STATED EXERCISE: Print the records below exactly as they appear.

··· INFORMATION SHOWN ···

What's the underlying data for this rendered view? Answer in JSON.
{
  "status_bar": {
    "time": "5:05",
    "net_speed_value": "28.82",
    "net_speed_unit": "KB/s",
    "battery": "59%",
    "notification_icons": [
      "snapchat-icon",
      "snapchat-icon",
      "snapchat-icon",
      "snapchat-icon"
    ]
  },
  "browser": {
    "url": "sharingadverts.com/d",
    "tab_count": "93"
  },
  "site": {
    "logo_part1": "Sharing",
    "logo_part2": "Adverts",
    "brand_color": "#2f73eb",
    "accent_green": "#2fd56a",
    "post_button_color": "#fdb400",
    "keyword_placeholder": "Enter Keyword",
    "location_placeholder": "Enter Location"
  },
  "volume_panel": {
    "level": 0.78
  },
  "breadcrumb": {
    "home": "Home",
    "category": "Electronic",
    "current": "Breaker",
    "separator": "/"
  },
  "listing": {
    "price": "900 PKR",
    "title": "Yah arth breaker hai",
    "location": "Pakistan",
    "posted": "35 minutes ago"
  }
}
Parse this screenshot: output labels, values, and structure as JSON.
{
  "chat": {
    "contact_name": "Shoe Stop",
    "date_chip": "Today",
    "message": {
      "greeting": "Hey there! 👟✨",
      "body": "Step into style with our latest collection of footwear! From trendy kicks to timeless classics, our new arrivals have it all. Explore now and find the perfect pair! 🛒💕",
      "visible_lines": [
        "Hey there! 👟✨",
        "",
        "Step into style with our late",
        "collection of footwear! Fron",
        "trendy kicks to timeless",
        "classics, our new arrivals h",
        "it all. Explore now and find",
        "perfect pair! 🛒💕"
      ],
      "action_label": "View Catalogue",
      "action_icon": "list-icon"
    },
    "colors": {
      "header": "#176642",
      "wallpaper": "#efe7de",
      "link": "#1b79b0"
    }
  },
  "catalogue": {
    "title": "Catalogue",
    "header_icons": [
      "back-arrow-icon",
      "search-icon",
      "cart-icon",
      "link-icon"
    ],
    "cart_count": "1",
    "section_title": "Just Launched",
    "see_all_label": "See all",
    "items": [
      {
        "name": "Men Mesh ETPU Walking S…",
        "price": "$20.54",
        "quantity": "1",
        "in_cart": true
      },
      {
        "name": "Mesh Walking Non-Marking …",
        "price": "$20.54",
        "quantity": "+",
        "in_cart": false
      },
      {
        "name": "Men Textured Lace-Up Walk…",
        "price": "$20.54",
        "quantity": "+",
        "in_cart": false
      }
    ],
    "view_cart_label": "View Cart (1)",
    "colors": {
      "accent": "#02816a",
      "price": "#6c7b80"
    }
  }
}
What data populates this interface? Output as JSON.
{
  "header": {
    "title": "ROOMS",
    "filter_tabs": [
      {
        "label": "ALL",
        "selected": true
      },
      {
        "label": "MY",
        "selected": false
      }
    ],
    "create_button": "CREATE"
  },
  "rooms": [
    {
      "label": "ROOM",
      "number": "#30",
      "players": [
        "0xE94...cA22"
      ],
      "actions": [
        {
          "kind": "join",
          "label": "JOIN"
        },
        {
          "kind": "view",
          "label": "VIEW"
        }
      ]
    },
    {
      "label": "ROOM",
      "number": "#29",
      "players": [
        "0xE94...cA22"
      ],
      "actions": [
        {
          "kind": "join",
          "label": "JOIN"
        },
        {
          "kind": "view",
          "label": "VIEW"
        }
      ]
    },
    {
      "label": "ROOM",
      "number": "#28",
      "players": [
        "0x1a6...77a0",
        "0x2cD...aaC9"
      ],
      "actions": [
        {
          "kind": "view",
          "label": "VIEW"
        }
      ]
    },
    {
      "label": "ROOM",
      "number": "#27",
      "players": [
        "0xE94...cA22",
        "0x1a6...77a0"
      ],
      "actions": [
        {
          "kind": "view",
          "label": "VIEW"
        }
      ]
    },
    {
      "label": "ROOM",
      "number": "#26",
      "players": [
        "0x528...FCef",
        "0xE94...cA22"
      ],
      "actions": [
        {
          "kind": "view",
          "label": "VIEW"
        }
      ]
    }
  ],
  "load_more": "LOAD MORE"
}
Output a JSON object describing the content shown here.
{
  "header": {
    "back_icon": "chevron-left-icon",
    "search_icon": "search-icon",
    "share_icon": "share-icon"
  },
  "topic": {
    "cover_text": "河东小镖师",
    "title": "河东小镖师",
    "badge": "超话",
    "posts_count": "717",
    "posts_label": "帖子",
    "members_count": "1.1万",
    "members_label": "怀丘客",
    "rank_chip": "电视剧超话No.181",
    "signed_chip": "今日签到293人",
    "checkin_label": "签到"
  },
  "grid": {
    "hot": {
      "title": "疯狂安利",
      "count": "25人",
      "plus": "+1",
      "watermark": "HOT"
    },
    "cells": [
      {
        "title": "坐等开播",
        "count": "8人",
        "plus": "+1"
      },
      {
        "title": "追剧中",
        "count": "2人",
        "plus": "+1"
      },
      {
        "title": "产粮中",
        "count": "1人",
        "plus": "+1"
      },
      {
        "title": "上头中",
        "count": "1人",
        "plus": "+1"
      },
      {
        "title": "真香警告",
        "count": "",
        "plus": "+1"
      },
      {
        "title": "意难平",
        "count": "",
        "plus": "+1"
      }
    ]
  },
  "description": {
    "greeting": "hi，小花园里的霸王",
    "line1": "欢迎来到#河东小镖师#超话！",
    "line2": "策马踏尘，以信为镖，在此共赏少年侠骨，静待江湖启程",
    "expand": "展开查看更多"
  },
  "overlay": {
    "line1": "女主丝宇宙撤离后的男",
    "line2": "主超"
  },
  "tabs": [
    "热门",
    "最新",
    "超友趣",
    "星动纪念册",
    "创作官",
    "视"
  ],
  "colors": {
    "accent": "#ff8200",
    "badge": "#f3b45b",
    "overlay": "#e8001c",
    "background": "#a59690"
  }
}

···

SOLUTION FOR THIS TASK:
What's the underlying data for this rendered view? Answer in JSON.
{
  "status_bar": {
    "time": "5:05",
    "net_speed_value": "28.82",
    "net_speed_unit": "KB/s",
    "battery": "59%",
    "notification_icons": [
      "snapchat-icon",
      "snapchat-icon",
      "snapchat-icon",
      "snapchat-icon"
    ]
  },
  "browser": {
    "url": "sharingadverts.com/d",
    "tab_count": "93"
  },
  "site": {
    "logo_part1": "Sharing",
    "logo_part2": "Adverts",
    "brand_color": "#2f73eb",
    "accent_green": "#2fd56a",
    "post_button_color": "#fdb400",
    "keyword_placeholder": "Enter Keyword",
    "location_placeholder": "Enter Location"
  },
  "volume_panel": {
    "level": 0.78
  },
  "breadcrumb": {
    "home": "Home",
    "category": "Electronic",
    "current": "Breaker",
    "separator": "/"
  },
  "listing": {
    "price": "900 PKR",
    "title": "Yah arth breaker hai",
    "location": "Pakistan",
    "posted": "35 minutes ago"
  }
}
Parse this screenshot: output labels, values, and structure as JSON.
{
  "chat": {
    "contact_name": "Shoe Stop",
    "date_chip": "Today",
    "message": {
      "greeting": "Hey there! 👟✨",
      "body": "Step into style with our latest collection of footwear! From trendy kicks to timeless classics, our new arrivals have it all. Explore now and find the perfect pair! 🛒💕",
      "visible_lines": [
        "Hey there! 👟✨",
        "",
        "Step into style with our late",
        "collection of footwear! Fron",
        "trendy kicks to timeless",
        "classics, our new arrivals h",
        "it all. Explore now and find",
        "perfect pair! 🛒💕"
      ],
      "action_label": "View Catalogue",
      "action_icon": "list-icon"
    },
    "colors": {
      "header": "#176642",
      "wallpaper": "#efe7de",
      "link": "#1b79b0"
    }
  },
  "catalogue": {
    "title": "Catalogue",
    "header_icons": [
      "back-arrow-icon",
      "search-icon",
      "cart-icon",
      "link-icon"
    ],
    "cart_count": "1",
    "section_title": "Just Launched",
    "see_all_label": "See all",
    "items": [
      {
        "name": "Men Mesh ETPU Walking S…",
        "price": "$20.54",
        "quantity": "1",
        "in_cart": true
      },
      {
        "name": "Mesh Walking Non-Marking …",
        "price": "$20.54",
        "quantity": "+",
        "in_cart": false
      },
      {
        "name": "Men Textured Lace-Up Walk…",
        "price": "$20.54",
        "quantity": "+",
        "in_cart": false
      }
    ],
    "view_cart_label": "View Cart (1)",
    "colors": {
      "accent": "#02816a",
      "price": "#6c7b80"
    }
  }
}
What data populates this interface? Output as JSON.
{
  "header": {
    "title": "ROOMS",
    "filter_tabs": [
      {
        "label": "ALL",
        "selected": true
      },
      {
        "label": "MY",
        "selected": false
      }
    ],
    "create_button": "CREATE"
  },
  "rooms": [
    {
      "label": "ROOM",
      "number": "#30",
      "players": [
        "0xE94...cA22"
      ],
      "actions": [
        {
          "kind": "join",
          "label": "JOIN"
        },
        {
          "kind": "view",
          "label": "VIEW"
        }
      ]
    },
    {
      "label": "ROOM",
      "number": "#29",
      "players": [
        "0xE94...cA22"
      ],
      "actions": [
        {
          "kind": "join",
          "label": "JOIN"
        },
        {
          "kind": "view",
          "label": "VIEW"
        }
      ]
    },
    {
      "label": "ROOM",
      "number": "#28",
      "players": [
        "0x1a6...77a0",
        "0x2cD...aaC9"
      ],
      "actions": [
        {
          "kind": "view",
          "label": "VIEW"
        }
      ]
    },
    {
      "label": "ROOM",
      "number": "#27",
      "players": [
        "0xE94...cA22",
        "0x1a6...77a0"
      ],
      "actions": [
        {
          "kind": "view",
          "label": "VIEW"
        }
      ]
    },
    {
      "label": "ROOM",
      "number": "#26",
      "players": [
        "0x528...FCef",
        "0xE94...cA22"
      ],
      "actions": [
        {
          "kind": "view",
          "label": "VIEW"
        }
      ]
    }
  ],
  "load_more": "LOAD MORE"
}
Output a JSON object describing the content shown here.
{
  "header": {
    "back_icon": "chevron-left-icon",
    "search_icon": "search-icon",
    "share_icon": "share-icon"
  },
  "topic": {
    "cover_text": "河东小镖师",
    "title": "河东小镖师",
    "badge": "超话",
    "posts_count": "717",
    "posts_label": "帖子",
    "members_count": "1.1万",
    "members_label": "怀丘客",
    "rank_chip": "电视剧超话No.181",
    "signed_chip": "今日签到293人",
    "checkin_label": "签到"
  },
  "grid": {
    "hot": {
      "title": "疯狂安利",
      "count": "25人",
      "plus": "+1",
      "watermark": "HOT"
    },
    "cells": [
      {
        "title": "坐等开播",
        "count": "8人",
        "plus": "+1"
      },
      {
        "title": "追剧中",
        "count": "2人",
        "plus": "+1"
      },
      {
        "title": "产粮中",
        "count": "1人",
        "plus": "+1"
      },
      {
        "title": "上头中",
        "count": "1人",
        "plus": "+1"
      },
      {
        "title": "真香警告",
        "count": "",
        "plus": "+1"
      },
      {
        "title": "意难平",
        "count": "",
        "plus": "+1"
      }
    ]
  },
  "description": {
    "greeting": "hi，小花园里的霸王",
    "line1": "欢迎来到#河东小镖师#超话！",
    "line2": "策马踏尘，以信为镖，在此共赏少年侠骨，静待江湖启程",
    "expand": "展开查看更多"
  },
  "overlay": {
    "line1": "女主丝宇宙撤离后的男",
    "line2": "主超"
  },
  "tabs": [
    "热门",
    "最新",
    "超友趣",
    "星动纪念册",
    "创作官",
    "视"
  ],
  "colors": {
    "accent": "#ff8200",
    "badge": "#f3b45b",
    "overlay": "#e8001c",
    "background": "#a59690"
  }
}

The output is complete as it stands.